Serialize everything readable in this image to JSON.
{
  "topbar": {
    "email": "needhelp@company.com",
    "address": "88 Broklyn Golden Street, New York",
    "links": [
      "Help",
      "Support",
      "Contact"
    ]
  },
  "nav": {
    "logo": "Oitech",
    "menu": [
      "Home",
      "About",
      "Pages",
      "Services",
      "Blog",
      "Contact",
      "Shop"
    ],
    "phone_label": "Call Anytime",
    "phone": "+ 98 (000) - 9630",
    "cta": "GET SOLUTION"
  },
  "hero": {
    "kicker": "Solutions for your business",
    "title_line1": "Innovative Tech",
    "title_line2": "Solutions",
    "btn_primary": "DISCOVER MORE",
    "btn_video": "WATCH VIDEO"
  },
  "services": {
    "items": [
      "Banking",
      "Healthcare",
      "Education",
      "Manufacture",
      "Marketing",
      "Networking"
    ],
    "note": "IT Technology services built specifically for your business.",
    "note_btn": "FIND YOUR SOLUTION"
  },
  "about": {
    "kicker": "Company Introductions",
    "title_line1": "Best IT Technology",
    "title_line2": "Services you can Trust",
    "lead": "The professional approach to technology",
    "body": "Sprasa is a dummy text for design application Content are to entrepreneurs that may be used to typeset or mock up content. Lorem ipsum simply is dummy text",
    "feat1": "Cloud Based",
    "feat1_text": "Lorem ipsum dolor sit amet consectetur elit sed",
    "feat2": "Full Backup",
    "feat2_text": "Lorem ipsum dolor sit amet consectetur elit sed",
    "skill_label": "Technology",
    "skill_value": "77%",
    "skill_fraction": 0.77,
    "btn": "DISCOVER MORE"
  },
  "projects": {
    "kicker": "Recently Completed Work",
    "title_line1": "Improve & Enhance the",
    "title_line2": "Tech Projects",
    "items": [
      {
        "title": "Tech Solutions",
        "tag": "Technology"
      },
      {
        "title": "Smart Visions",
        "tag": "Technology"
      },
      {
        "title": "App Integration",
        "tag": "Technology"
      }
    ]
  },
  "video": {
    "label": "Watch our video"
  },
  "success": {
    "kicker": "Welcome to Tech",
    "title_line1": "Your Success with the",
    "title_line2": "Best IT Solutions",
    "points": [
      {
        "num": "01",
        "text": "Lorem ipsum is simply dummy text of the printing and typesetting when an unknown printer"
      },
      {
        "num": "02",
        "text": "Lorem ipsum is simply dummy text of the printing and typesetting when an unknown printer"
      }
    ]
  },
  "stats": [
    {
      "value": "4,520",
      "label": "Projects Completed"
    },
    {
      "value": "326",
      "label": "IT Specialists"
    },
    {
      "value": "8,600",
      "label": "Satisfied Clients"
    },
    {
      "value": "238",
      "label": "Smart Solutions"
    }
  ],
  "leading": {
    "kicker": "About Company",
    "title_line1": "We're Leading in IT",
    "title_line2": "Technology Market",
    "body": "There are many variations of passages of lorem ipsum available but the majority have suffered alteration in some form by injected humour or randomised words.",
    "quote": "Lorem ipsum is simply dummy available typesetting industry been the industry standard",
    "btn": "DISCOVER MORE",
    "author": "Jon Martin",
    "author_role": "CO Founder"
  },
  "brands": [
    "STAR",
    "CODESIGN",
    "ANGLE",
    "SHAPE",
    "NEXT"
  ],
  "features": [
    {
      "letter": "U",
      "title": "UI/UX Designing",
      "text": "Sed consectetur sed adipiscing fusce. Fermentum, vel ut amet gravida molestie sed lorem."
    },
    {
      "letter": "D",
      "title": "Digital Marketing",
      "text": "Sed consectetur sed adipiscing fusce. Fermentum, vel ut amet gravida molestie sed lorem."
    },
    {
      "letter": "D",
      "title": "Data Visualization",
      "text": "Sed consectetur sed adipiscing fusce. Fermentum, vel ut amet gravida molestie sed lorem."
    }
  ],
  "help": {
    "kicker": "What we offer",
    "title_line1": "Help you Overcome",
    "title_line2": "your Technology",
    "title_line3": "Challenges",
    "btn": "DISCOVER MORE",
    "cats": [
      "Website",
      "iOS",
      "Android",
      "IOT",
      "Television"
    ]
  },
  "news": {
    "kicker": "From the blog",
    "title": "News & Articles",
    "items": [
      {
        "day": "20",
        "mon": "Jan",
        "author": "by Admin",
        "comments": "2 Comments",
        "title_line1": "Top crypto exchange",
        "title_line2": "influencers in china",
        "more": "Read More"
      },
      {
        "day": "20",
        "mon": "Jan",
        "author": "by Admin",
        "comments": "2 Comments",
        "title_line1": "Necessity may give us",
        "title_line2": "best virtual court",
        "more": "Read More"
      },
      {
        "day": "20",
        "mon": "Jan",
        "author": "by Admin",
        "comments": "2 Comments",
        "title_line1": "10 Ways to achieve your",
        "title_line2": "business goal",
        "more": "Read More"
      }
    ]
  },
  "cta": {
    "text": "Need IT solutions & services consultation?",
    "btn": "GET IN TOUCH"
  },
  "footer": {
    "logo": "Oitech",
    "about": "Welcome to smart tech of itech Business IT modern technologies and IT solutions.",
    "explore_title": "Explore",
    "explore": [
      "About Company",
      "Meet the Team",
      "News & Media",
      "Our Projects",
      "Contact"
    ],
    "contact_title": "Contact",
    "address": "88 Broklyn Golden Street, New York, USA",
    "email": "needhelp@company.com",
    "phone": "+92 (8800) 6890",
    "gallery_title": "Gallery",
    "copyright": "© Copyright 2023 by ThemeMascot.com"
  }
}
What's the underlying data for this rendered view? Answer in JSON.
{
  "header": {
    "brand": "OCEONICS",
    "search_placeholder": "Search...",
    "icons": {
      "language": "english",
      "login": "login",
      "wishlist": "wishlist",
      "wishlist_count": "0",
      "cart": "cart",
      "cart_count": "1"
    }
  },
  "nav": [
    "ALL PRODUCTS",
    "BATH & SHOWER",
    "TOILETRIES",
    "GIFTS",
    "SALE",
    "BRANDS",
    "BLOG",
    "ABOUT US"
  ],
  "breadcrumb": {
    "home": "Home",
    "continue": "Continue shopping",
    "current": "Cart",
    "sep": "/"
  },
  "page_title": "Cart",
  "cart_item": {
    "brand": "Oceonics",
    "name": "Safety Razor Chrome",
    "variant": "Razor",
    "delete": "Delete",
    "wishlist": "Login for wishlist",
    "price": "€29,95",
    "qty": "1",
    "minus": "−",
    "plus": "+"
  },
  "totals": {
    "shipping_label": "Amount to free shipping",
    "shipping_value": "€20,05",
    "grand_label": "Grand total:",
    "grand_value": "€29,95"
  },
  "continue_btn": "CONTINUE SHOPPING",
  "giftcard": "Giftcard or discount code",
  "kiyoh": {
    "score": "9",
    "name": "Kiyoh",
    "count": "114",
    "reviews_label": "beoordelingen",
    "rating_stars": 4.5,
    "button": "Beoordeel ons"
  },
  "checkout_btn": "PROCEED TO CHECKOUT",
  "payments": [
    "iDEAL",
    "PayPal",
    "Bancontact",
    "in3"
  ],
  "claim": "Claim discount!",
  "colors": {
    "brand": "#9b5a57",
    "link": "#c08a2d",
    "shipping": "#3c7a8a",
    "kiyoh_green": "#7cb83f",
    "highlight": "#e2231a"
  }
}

++++++++++++++++++++

• Exercise goal
Retype all of the entries precisely as they are.

• Expected answer
Serialize everything readable in this image to JSON.
{
  "topbar": {
    "email": "needhelp@company.com",
    "address": "88 Broklyn Golden Street, New York",
    "links": [
      "Help",
      "Support",
      "Contact"
    ]
  },
  "nav": {
    "logo": "Oitech",
    "menu": [
      "Home",
      "About",
      "Pages",
      "Services",
      "Blog",
      "Contact",
      "Shop"
    ],
    "phone_label": "Call Anytime",
    "phone": "+ 98 (000) - 9630",
    "cta": "GET SOLUTION"
  },
  "hero": {
    "kicker": "Solutions for your business",
    "title_line1": "Innovative Tech",
    "title_line2": "Solutions",
    "btn_primary": "DISCOVER MORE",
    "btn_video": "WATCH VIDEO"
  },
  "services": {
    "items": [
      "Banking",
      "Healthcare",
      "Education",
      "Manufacture",
      "Marketing",
      "Networking"
    ],
    "note": "IT Technology services built specifically for your business.",
    "note_btn": "FIND YOUR SOLUTION"
  },
  "about": {
    "kicker": "Company Introductions",
    "title_line1": "Best IT Technology",
    "title_line2": "Services you can Trust",
    "lead": "The professional approach to technology",
    "body": "Sprasa is a dummy text for design application Content are to entrepreneurs that may be used to typeset or mock up content. Lorem ipsum simply is dummy text",
    "feat1": "Cloud Based",
    "feat1_text": "Lorem ipsum dolor sit amet consectetur elit sed",
    "feat2": "Full Backup",
    "feat2_text": "Lorem ipsum dolor sit amet consectetur elit sed",
    "skill_label": "Technology",
    "skill_value": "77%",
    "skill_fraction": 0.77,
    "btn": "DISCOVER MORE"
  },
  "projects": {
    "kicker": "Recently Completed Work",
    "title_line1": "Improve & Enhance the",
    "title_line2": "Tech Projects",
    "items": [
      {
        "title": "Tech Solutions",
        "tag": "Technology"
      },
      {
        "title": "Smart Visions",
        "tag": "Technology"
      },
      {
        "title": "App Integration",
        "tag": "Technology"
      }
    ]
  },
  "video": {
    "label": "Watch our video"
  },
  "success": {
    "kicker": "Welcome to Tech",
    "title_line1": "Your Success with the",
    "title_line2": "Best IT Solutions",
    "points": [
      {
        "num": "01",
        "text": "Lorem ipsum is simply dummy text of the printing and typesetting when an unknown printer"
      },
      {
        "num": "02",
        "text": "Lorem ipsum is simply dummy text of the printing and typesetting when an unknown printer"
      }
    ]
  },
  "stats": [
    {
      "value": "4,520",
      "label": "Projects Completed"
    },
    {
      "value": "326",
      "label": "IT Specialists"
    },
    {
      "value": "8,600",
      "label": "Satisfied Clients"
    },
    {
      "value": "238",
      "label": "Smart Solutions"
    }
  ],
  "leading": {
    "kicker": "About Company",
    "title_line1": "We're Leading in IT",
    "title_line2": "Technology Market",
    "body": "There are many variations of passages of lorem ipsum available but the majority have suffered alteration in some form by injected humour or randomised words.",
    "quote": "Lorem ipsum is simply dummy available typesetting industry been the industry standard",
    "btn": "DISCOVER MORE",
    "author": "Jon Martin",
    "author_role": "CO Founder"
  },
  "brands": [
    "STAR",
    "CODESIGN",
    "ANGLE",
    "SHAPE",
    "NEXT"
  ],
  "features": [
    {
      "letter": "U",
      "title": "UI/UX Designing",
      "text": "Sed consectetur sed adipiscing fusce. Fermentum, vel ut amet gravida molestie sed lorem."
    },
    {
      "letter": "D",
      "title": "Digital Marketing",
      "text": "Sed consectetur sed adipiscing fusce. Fermentum, vel ut amet gravida molestie sed lorem."
    },
    {
      "letter": "D",
      "title": "Data Visualization",
      "text": "Sed consectetur sed adipiscing fusce. Fermentum, vel ut amet gravida molestie sed lorem."
    }
  ],
  "help": {
    "kicker": "What we offer",
    "title_line1": "Help you Overcome",
    "title_line2": "your Technology",
    "title_line3": "Challenges",
    "btn": "DISCOVER MORE",
    "cats": [
      "Website",
      "iOS",
      "Android",
      "IOT",
      "Television"
    ]
  },
  "news": {
    "kicker": "From the blog",
    "title": "News & Articles",
    "items": [
      {
        "day": "20",
        "mon": "Jan",
        "author": "by Admin",
        "comments": "2 Comments",
        "title_line1": "Top crypto exchange",
        "title_line2": "influencers in china",
        "more": "Read More"
      },
      {
        "day": "20",
        "mon": "Jan",
        "author": "by Admin",
        "comments": "2 Comments",
        "title_line1": "Necessity may give us",
        "title_line2": "best virtual court",
        "more": "Read More"
      },
      {
        "day": "20",
        "mon": "Jan",
        "author": "by Admin",
        "comments": "2 Comments",
        "title_line1": "10 Ways to achieve your",
        "title_line2": "business goal",
        "more": "Read More"
      }
    ]
  },
  "cta": {
    "text": "Need IT solutions & services consultation?",
    "btn": "GET IN TOUCH"
  },
  "footer": {
    "logo": "Oitech",
    "about": "Welcome to smart tech of itech Business IT modern technologies and IT solutions.",
    "explore_title": "Explore",
    "explore": [
      "About Company",
      "Meet the Team",
      "News & Media",
      "Our Projects",
      "Contact"
    ],
    "contact_title": "Contact",
    "address": "88 Broklyn Golden Street, New York, USA",
    "email": "needhelp@company.com",
    "phone": "+92 (8800) 6890",
    "gallery_title": "Gallery",
    "copyright": "© Copyright 2023 by ThemeMascot.com"
  }
}
What's the underlying data for this rendered view? Answer in JSON.
{
  "header": {
    "brand": "OCEONICS",
    "search_placeholder": "Search...",
    "icons": {
      "language": "english",
      "login": "login",
      "wishlist": "wishlist",
      "wishlist_count": "0",
      "cart": "cart",
      "cart_count": "1"
    }
  },
  "nav": [
    "ALL PRODUCTS",
    "BATH & SHOWER",
    "TOILETRIES",
    "GIFTS",
    "SALE",
    "BRANDS",
    "BLOG",
    "ABOUT US"
  ],
  "breadcrumb": {
    "home": "Home",
    "continue": "Continue shopping",
    "current": "Cart",
    "sep": "/"
  },
  "page_title": "Cart",
  "cart_item": {
    "brand": "Oceonics",
    "name": "Safety Razor Chrome",
    "variant": "Razor",
    "delete": "Delete",
    "wishlist": "Login for wishlist",
    "price": "€29,95",
    "qty": "1",
    "minus": "−",
    "plus": "+"
  },
  "totals": {
    "shipping_label": "Amount to free shipping",
    "shipping_value": "€20,05",
    "grand_label": "Grand total:",
    "grand_value": "€29,95"
  },
  "continue_btn": "CONTINUE SHOPPING",
  "giftcard": "Giftcard or discount code",
  "kiyoh": {
    "score": "9",
    "name": "Kiyoh",
    "count": "114",
    "reviews_label": "beoordelingen",
    "rating_stars": 4.5,
    "button": "Beoordeel ons"
  },
  "checkout_btn": "PROCEED TO CHECKOUT",
  "payments": [
    "iDEAL",
    "PayPal",
    "Bancontact",
    "in3"
  ],
  "claim": "Claim discount!",
  "colors": {
    "brand": "#9b5a57",
    "link": "#c08a2d",
    "shipping": "#3c7a8a",
    "kiyoh_green": "#7cb83f",
    "highlight": "#e2231a"
  }
}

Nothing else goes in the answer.